=== What you have to do ===
Exact repetition of every entry is required.

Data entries
+===+

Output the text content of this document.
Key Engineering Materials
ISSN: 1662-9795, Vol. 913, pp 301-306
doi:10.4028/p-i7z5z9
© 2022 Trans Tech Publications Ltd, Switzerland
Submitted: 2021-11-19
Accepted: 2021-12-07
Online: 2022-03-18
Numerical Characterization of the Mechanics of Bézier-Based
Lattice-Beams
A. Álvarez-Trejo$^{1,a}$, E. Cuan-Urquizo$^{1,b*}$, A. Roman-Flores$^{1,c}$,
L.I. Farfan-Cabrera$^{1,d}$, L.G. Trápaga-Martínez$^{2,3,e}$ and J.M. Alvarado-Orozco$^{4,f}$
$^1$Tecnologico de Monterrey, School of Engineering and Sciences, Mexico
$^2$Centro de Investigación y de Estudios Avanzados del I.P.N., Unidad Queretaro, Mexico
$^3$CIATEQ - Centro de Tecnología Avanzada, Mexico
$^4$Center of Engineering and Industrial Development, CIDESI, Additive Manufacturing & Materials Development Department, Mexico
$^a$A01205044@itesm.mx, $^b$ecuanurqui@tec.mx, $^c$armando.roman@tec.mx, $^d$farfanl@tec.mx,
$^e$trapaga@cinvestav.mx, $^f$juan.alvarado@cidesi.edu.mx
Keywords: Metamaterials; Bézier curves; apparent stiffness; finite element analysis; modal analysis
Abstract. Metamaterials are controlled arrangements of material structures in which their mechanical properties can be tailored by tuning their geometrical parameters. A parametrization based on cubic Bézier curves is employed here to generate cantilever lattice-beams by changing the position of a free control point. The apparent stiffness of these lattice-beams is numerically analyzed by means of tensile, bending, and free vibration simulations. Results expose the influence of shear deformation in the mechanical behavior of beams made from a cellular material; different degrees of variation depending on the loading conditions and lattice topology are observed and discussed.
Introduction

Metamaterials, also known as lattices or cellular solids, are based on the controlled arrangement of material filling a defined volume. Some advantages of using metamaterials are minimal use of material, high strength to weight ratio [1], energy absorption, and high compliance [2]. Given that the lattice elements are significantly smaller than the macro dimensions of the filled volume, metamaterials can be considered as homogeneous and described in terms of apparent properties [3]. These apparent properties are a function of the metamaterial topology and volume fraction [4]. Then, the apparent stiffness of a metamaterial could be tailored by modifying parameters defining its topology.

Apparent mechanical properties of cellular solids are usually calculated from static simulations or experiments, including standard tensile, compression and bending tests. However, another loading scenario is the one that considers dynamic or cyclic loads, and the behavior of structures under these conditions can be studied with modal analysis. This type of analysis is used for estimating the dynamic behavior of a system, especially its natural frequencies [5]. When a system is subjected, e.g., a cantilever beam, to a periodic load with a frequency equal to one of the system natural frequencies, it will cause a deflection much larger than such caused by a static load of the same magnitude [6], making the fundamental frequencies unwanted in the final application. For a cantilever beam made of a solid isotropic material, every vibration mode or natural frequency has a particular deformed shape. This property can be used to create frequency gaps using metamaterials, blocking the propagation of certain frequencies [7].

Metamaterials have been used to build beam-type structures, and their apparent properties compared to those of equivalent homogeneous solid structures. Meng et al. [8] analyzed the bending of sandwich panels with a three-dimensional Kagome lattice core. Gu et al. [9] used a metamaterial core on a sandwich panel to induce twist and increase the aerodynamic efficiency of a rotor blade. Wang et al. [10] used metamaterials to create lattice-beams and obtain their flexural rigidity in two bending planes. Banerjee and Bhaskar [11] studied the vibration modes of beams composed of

+===+

=== Expected answer ===
Output the text content of this document.
Key Engineering Materials
ISSN: 1662-9795, Vol. 913, pp 301-306
doi:10.4028/p-i7z5z9
© 2022 Trans Tech Publications Ltd, Switzerland
Submitted: 2021-11-19
Accepted: 2021-12-07
Online: 2022-03-18
Numerical Characterization of the Mechanics of Bézier-Based
Lattice-Beams
A. Álvarez-Trejo$^{1,a}$, E. Cuan-Urquizo$^{1,b*}$, A. Roman-Flores$^{1,c}$,
L.I. Farfan-Cabrera$^{1,d}$, L.G. Trápaga-Martínez$^{2,3,e}$ and J.M. Alvarado-Orozco$^{4,f}$
$^1$Tecnologico de Monterrey, School of Engineering and Sciences, Mexico
$^2$Centro de Investigación y de Estudios Avanzados del I.P.N., Unidad Queretaro, Mexico
$^3$CIATEQ - Centro de Tecnología Avanzada, Mexico
$^4$Center of Engineering and Industrial Development, CIDESI, Additive Manufacturing & Materials Development Department, Mexico
$^a$A01205044@itesm.mx, $^b$ecuanurqui@tec.mx, $^c$armando.roman@tec.mx, $^d$farfanl@tec.mx,
$^e$trapaga@cinvestav.mx, $^f$juan.alvarado@cidesi.edu.mx
Keywords: Metamaterials; Bézier curves; apparent stiffness; finite element analysis; modal analysis
Abstract. Metamaterials are controlled arrangements of material structures in which their mechanical properties can be tailored by tuning their geometrical parameters. A parametrization based on cubic Bézier curves is employed here to generate cantilever lattice-beams by changing the position of a free control point. The apparent stiffness of these lattice-beams is numerically analyzed by means of tensile, bending, and free vibration simulations. Results expose the influence of shear deformation in the mechanical behavior of beams made from a cellular material; different degrees of variation depending on the loading conditions and lattice topology are observed and discussed.
Introduction

Metamaterials, also known as lattices or cellular solids, are based on the controlled arrangement of material filling a defined volume. Some advantages of using metamaterials are minimal use of material, high strength to weight ratio [1], energy absorption, and high compliance [2]. Given that the lattice elements are significantly smaller than the macro dimensions of the filled volume, metamaterials can be considered as homogeneous and described in terms of apparent properties [3]. These apparent properties are a function of the metamaterial topology and volume fraction [4]. Then, the apparent stiffness of a metamaterial could be tailored by modifying parameters defining its topology.

Apparent mechanical properties of cellular solids are usually calculated from static simulations or experiments, including standard tensile, compression and bending tests. However, another loading scenario is the one that considers dynamic or cyclic loads, and the behavior of structures under these conditions can be studied with modal analysis. This type of analysis is used for estimating the dynamic behavior of a system, especially its natural frequencies [5]. When a system is subjected, e.g., a cantilever beam, to a periodic load with a frequency equal to one of the system natural frequencies, it will cause a deflection much larger than such caused by a static load of the same magnitude [6], making the fundamental frequencies unwanted in the final application. For a cantilever beam made of a solid isotropic material, every vibration mode or natural frequency has a particular deformed shape. This property can be used to create frequency gaps using metamaterials, blocking the propagation of certain frequencies [7].

Metamaterials have been used to build beam-type structures, and their apparent properties compared to those of equivalent homogeneous solid structures. Meng et al. [8] analyzed the bending of sandwich panels with a three-dimensional Kagome lattice core. Gu et al. [9] used a metamaterial core on a sandwich panel to induce twist and increase the aerodynamic efficiency of a rotor blade. Wang et al. [10] used metamaterials to create lattice-beams and obtain their flexural rigidity in two bending planes. Banerjee and Bhaskar [11] studied the vibration modes of beams composed of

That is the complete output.